EXERCISE INSTRUCTIONS — Out of the lines in this data, how many include "Index"? Give the number and nothing else.

SOURCE DATA —
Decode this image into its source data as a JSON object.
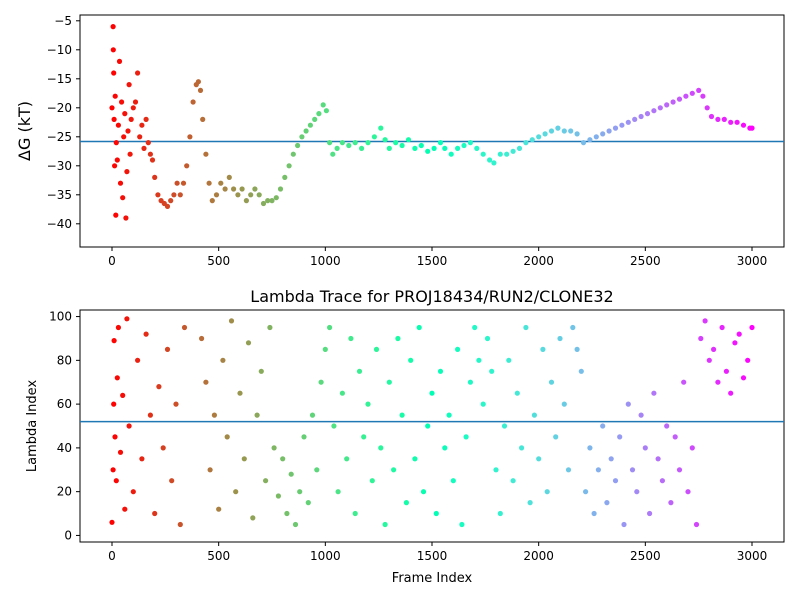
{
  "chart_data": [
    {
      "type": "scatter",
      "title": "",
      "xlabel": "",
      "ylabel": "ΔG (kT)",
      "xlim": [
        -150,
        3150
      ],
      "ylim": [
        -44,
        -4
      ],
      "xticks": [
        0,
        500,
        1000,
        1500,
        2000,
        2500,
        3000
      ],
      "yticks": [
        -5,
        -10,
        -15,
        -20,
        -25,
        -30,
        -35,
        -40
      ],
      "hline": -25.8,
      "hline_color": "#1f77b4",
      "colormap": "rainbow",
      "grid": false,
      "points": [
        [
          0,
          -20
        ],
        [
          5,
          -6
        ],
        [
          6,
          -10
        ],
        [
          8,
          -14
        ],
        [
          10,
          -22
        ],
        [
          12,
          -30
        ],
        [
          15,
          -18
        ],
        [
          18,
          -38.5
        ],
        [
          20,
          -26
        ],
        [
          25,
          -29
        ],
        [
          30,
          -23
        ],
        [
          35,
          -12
        ],
        [
          40,
          -33
        ],
        [
          45,
          -19
        ],
        [
          50,
          -35.5
        ],
        [
          55,
          -25
        ],
        [
          60,
          -21
        ],
        [
          65,
          -39
        ],
        [
          70,
          -31
        ],
        [
          75,
          -24
        ],
        [
          80,
          -16
        ],
        [
          85,
          -28
        ],
        [
          90,
          -22
        ],
        [
          100,
          -20
        ],
        [
          110,
          -19
        ],
        [
          120,
          -14
        ],
        [
          130,
          -25
        ],
        [
          140,
          -23
        ],
        [
          150,
          -27
        ],
        [
          160,
          -22
        ],
        [
          170,
          -26
        ],
        [
          180,
          -28
        ],
        [
          190,
          -29
        ],
        [
          200,
          -32
        ],
        [
          215,
          -35
        ],
        [
          230,
          -36
        ],
        [
          245,
          -36.5
        ],
        [
          260,
          -37
        ],
        [
          275,
          -36
        ],
        [
          290,
          -35
        ],
        [
          305,
          -33
        ],
        [
          320,
          -35
        ],
        [
          335,
          -33
        ],
        [
          350,
          -30
        ],
        [
          365,
          -25
        ],
        [
          380,
          -19
        ],
        [
          395,
          -16
        ],
        [
          405,
          -15.5
        ],
        [
          415,
          -17
        ],
        [
          425,
          -22
        ],
        [
          440,
          -28
        ],
        [
          455,
          -33
        ],
        [
          470,
          -36
        ],
        [
          490,
          -35
        ],
        [
          510,
          -33
        ],
        [
          530,
          -34
        ],
        [
          550,
          -32
        ],
        [
          570,
          -34
        ],
        [
          590,
          -35
        ],
        [
          610,
          -34
        ],
        [
          630,
          -36
        ],
        [
          650,
          -35
        ],
        [
          670,
          -34
        ],
        [
          690,
          -35
        ],
        [
          710,
          -36.5
        ],
        [
          730,
          -36
        ],
        [
          750,
          -36
        ],
        [
          770,
          -35.5
        ],
        [
          790,
          -34
        ],
        [
          810,
          -32
        ],
        [
          830,
          -30
        ],
        [
          850,
          -28
        ],
        [
          870,
          -26.5
        ],
        [
          890,
          -25
        ],
        [
          910,
          -24
        ],
        [
          930,
          -23
        ],
        [
          950,
          -22
        ],
        [
          970,
          -21
        ],
        [
          990,
          -19.5
        ],
        [
          1005,
          -20.5
        ],
        [
          1020,
          -26
        ],
        [
          1035,
          -28
        ],
        [
          1055,
          -27
        ],
        [
          1080,
          -26
        ],
        [
          1110,
          -26.5
        ],
        [
          1140,
          -26
        ],
        [
          1170,
          -27
        ],
        [
          1200,
          -26
        ],
        [
          1230,
          -25
        ],
        [
          1260,
          -23.5
        ],
        [
          1280,
          -25.5
        ],
        [
          1300,
          -27
        ],
        [
          1330,
          -26
        ],
        [
          1360,
          -26.5
        ],
        [
          1390,
          -25.5
        ],
        [
          1420,
          -27
        ],
        [
          1450,
          -26.5
        ],
        [
          1480,
          -27.5
        ],
        [
          1510,
          -27
        ],
        [
          1540,
          -26
        ],
        [
          1560,
          -27
        ],
        [
          1590,
          -28
        ],
        [
          1620,
          -27
        ],
        [
          1650,
          -26.5
        ],
        [
          1680,
          -26
        ],
        [
          1710,
          -27
        ],
        [
          1740,
          -28
        ],
        [
          1770,
          -29
        ],
        [
          1790,
          -29.5
        ],
        [
          1820,
          -28
        ],
        [
          1850,
          -28
        ],
        [
          1880,
          -27.5
        ],
        [
          1910,
          -27
        ],
        [
          1940,
          -26
        ],
        [
          1970,
          -25.5
        ],
        [
          2000,
          -25
        ],
        [
          2030,
          -24.5
        ],
        [
          2060,
          -24
        ],
        [
          2090,
          -23.5
        ],
        [
          2120,
          -24
        ],
        [
          2150,
          -24
        ],
        [
          2180,
          -24.5
        ],
        [
          2210,
          -26
        ],
        [
          2240,
          -25.5
        ],
        [
          2270,
          -25
        ],
        [
          2300,
          -24.5
        ],
        [
          2330,
          -24
        ],
        [
          2360,
          -23.5
        ],
        [
          2390,
          -23
        ],
        [
          2420,
          -22.5
        ],
        [
          2450,
          -22
        ],
        [
          2480,
          -21.5
        ],
        [
          2510,
          -21
        ],
        [
          2540,
          -20.5
        ],
        [
          2570,
          -20
        ],
        [
          2600,
          -19.5
        ],
        [
          2630,
          -19
        ],
        [
          2660,
          -18.5
        ],
        [
          2690,
          -18
        ],
        [
          2720,
          -17.5
        ],
        [
          2750,
          -17
        ],
        [
          2770,
          -18
        ],
        [
          2790,
          -20
        ],
        [
          2810,
          -21.5
        ],
        [
          2840,
          -22
        ],
        [
          2870,
          -22
        ],
        [
          2900,
          -22.5
        ],
        [
          2930,
          -22.5
        ],
        [
          2960,
          -23
        ],
        [
          2990,
          -23.5
        ],
        [
          3000,
          -23.5
        ]
      ]
    },
    {
      "type": "scatter",
      "title": "Lambda Trace for PROJ18434/RUN2/CLONE32",
      "xlabel": "Frame Index",
      "ylabel": "Lambda Index",
      "xlim": [
        -150,
        3150
      ],
      "ylim": [
        -3,
        103
      ],
      "xticks": [
        0,
        500,
        1000,
        1500,
        2000,
        2500,
        3000
      ],
      "yticks": [
        0,
        20,
        40,
        60,
        80,
        100
      ],
      "hline": 52,
      "hline_color": "#1f77b4",
      "colormap": "rainbow",
      "grid": false,
      "points": [
        [
          0,
          6
        ],
        [
          5,
          30
        ],
        [
          8,
          60
        ],
        [
          10,
          89
        ],
        [
          14,
          45
        ],
        [
          20,
          25
        ],
        [
          25,
          72
        ],
        [
          30,
          95
        ],
        [
          40,
          38
        ],
        [
          50,
          64
        ],
        [
          60,
          12
        ],
        [
          70,
          99
        ],
        [
          80,
          50
        ],
        [
          100,
          20
        ],
        [
          120,
          80
        ],
        [
          140,
          35
        ],
        [
          160,
          92
        ],
        [
          180,
          55
        ],
        [
          200,
          10
        ],
        [
          220,
          68
        ],
        [
          240,
          40
        ],
        [
          260,
          85
        ],
        [
          280,
          25
        ],
        [
          300,
          60
        ],
        [
          320,
          5
        ],
        [
          340,
          95
        ],
        [
          420,
          90
        ],
        [
          440,
          70
        ],
        [
          460,
          30
        ],
        [
          480,
          55
        ],
        [
          500,
          12
        ],
        [
          520,
          80
        ],
        [
          540,
          45
        ],
        [
          560,
          98
        ],
        [
          580,
          20
        ],
        [
          600,
          65
        ],
        [
          620,
          35
        ],
        [
          640,
          88
        ],
        [
          660,
          8
        ],
        [
          680,
          55
        ],
        [
          700,
          75
        ],
        [
          720,
          25
        ],
        [
          740,
          95
        ],
        [
          760,
          40
        ],
        [
          780,
          18
        ],
        [
          800,
          35
        ],
        [
          820,
          10
        ],
        [
          840,
          28
        ],
        [
          860,
          5
        ],
        [
          880,
          20
        ],
        [
          900,
          45
        ],
        [
          920,
          15
        ],
        [
          940,
          55
        ],
        [
          960,
          30
        ],
        [
          980,
          70
        ],
        [
          1000,
          85
        ],
        [
          1020,
          95
        ],
        [
          1040,
          50
        ],
        [
          1060,
          20
        ],
        [
          1080,
          65
        ],
        [
          1100,
          35
        ],
        [
          1120,
          90
        ],
        [
          1140,
          10
        ],
        [
          1160,
          75
        ],
        [
          1180,
          45
        ],
        [
          1200,
          60
        ],
        [
          1220,
          25
        ],
        [
          1240,
          85
        ],
        [
          1260,
          40
        ],
        [
          1280,
          5
        ],
        [
          1300,
          70
        ],
        [
          1320,
          30
        ],
        [
          1340,
          90
        ],
        [
          1360,
          55
        ],
        [
          1380,
          15
        ],
        [
          1400,
          80
        ],
        [
          1420,
          35
        ],
        [
          1440,
          95
        ],
        [
          1460,
          20
        ],
        [
          1480,
          50
        ],
        [
          1500,
          65
        ],
        [
          1520,
          10
        ],
        [
          1540,
          75
        ],
        [
          1560,
          40
        ],
        [
          1580,
          55
        ],
        [
          1600,
          25
        ],
        [
          1620,
          85
        ],
        [
          1640,
          5
        ],
        [
          1660,
          45
        ],
        [
          1680,
          70
        ],
        [
          1700,
          95
        ],
        [
          1720,
          80
        ],
        [
          1740,
          60
        ],
        [
          1760,
          90
        ],
        [
          1780,
          75
        ],
        [
          1800,
          30
        ],
        [
          1820,
          10
        ],
        [
          1840,
          50
        ],
        [
          1860,
          80
        ],
        [
          1880,
          25
        ],
        [
          1900,
          65
        ],
        [
          1920,
          40
        ],
        [
          1940,
          95
        ],
        [
          1960,
          15
        ],
        [
          1980,
          55
        ],
        [
          2000,
          35
        ],
        [
          2020,
          85
        ],
        [
          2040,
          20
        ],
        [
          2060,
          70
        ],
        [
          2080,
          45
        ],
        [
          2100,
          90
        ],
        [
          2120,
          60
        ],
        [
          2140,
          30
        ],
        [
          2160,
          95
        ],
        [
          2180,
          85
        ],
        [
          2200,
          75
        ],
        [
          2220,
          20
        ],
        [
          2240,
          40
        ],
        [
          2260,
          10
        ],
        [
          2280,
          30
        ],
        [
          2300,
          50
        ],
        [
          2320,
          15
        ],
        [
          2340,
          35
        ],
        [
          2360,
          25
        ],
        [
          2380,
          45
        ],
        [
          2400,
          5
        ],
        [
          2420,
          60
        ],
        [
          2440,
          30
        ],
        [
          2460,
          20
        ],
        [
          2480,
          55
        ],
        [
          2500,
          40
        ],
        [
          2520,
          10
        ],
        [
          2540,
          65
        ],
        [
          2560,
          35
        ],
        [
          2580,
          25
        ],
        [
          2600,
          50
        ],
        [
          2620,
          15
        ],
        [
          2640,
          45
        ],
        [
          2660,
          30
        ],
        [
          2680,
          70
        ],
        [
          2700,
          20
        ],
        [
          2720,
          40
        ],
        [
          2740,
          5
        ],
        [
          2760,
          90
        ],
        [
          2780,
          98
        ],
        [
          2800,
          80
        ],
        [
          2820,
          85
        ],
        [
          2840,
          70
        ],
        [
          2860,
          95
        ],
        [
          2880,
          75
        ],
        [
          2900,
          65
        ],
        [
          2920,
          88
        ],
        [
          2940,
          92
        ],
        [
          2960,
          72
        ],
        [
          2980,
          80
        ],
        [
          3000,
          95
        ]
      ]
    }
  ]
}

ANSWER TO THE TASK — 2